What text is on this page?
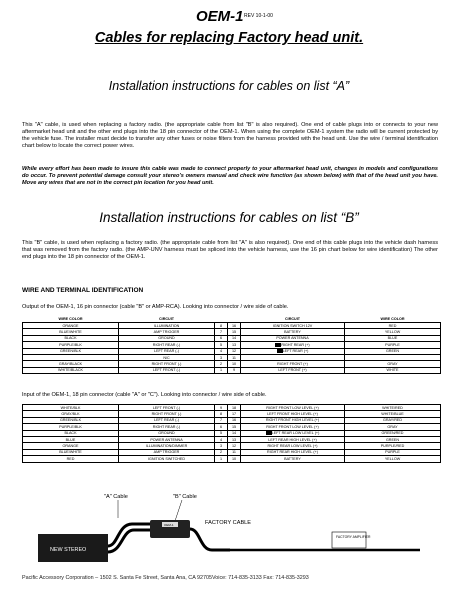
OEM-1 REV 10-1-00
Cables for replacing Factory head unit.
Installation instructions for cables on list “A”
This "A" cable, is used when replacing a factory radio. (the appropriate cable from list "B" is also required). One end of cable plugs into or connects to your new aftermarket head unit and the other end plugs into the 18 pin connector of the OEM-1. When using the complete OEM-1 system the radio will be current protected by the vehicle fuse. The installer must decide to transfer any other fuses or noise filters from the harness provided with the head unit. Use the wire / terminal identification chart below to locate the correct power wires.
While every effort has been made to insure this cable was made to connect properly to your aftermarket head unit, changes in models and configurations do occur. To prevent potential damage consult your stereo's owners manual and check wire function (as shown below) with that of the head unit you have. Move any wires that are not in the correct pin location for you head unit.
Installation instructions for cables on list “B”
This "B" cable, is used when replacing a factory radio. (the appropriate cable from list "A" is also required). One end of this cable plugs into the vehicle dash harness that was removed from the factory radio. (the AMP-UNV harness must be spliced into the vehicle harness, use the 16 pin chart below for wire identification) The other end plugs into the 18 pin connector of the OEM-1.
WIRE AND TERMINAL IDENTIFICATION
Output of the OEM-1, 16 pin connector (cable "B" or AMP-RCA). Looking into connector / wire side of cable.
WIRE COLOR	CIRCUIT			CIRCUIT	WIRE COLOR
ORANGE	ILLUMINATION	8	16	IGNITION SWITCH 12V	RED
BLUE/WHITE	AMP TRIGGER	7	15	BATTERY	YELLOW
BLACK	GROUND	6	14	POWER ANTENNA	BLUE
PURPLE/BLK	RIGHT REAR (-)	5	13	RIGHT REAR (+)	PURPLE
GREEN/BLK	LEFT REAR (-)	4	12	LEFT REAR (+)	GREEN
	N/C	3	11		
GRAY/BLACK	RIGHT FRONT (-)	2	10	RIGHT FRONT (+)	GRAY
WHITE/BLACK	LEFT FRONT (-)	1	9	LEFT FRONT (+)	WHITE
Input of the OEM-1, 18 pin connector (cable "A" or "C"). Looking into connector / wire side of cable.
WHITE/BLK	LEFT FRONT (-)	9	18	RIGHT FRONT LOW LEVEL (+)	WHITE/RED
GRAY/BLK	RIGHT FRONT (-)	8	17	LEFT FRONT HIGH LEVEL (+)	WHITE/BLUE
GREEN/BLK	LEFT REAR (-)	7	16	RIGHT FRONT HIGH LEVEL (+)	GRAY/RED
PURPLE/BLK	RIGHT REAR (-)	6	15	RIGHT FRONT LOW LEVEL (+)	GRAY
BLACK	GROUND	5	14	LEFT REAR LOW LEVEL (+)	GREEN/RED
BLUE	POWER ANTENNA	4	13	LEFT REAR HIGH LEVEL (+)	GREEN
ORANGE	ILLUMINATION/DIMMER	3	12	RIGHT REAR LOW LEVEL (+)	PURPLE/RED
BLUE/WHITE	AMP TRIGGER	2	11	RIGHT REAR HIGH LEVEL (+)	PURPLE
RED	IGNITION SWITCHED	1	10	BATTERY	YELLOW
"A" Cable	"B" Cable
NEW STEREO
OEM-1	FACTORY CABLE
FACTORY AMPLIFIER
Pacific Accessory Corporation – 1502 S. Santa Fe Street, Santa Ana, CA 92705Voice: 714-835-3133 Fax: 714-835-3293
= = = = =
Instructions to follow ▸ Going through the data, tally the lines containing "HIGH" and report only the result.

Response for this exercise ▸ 4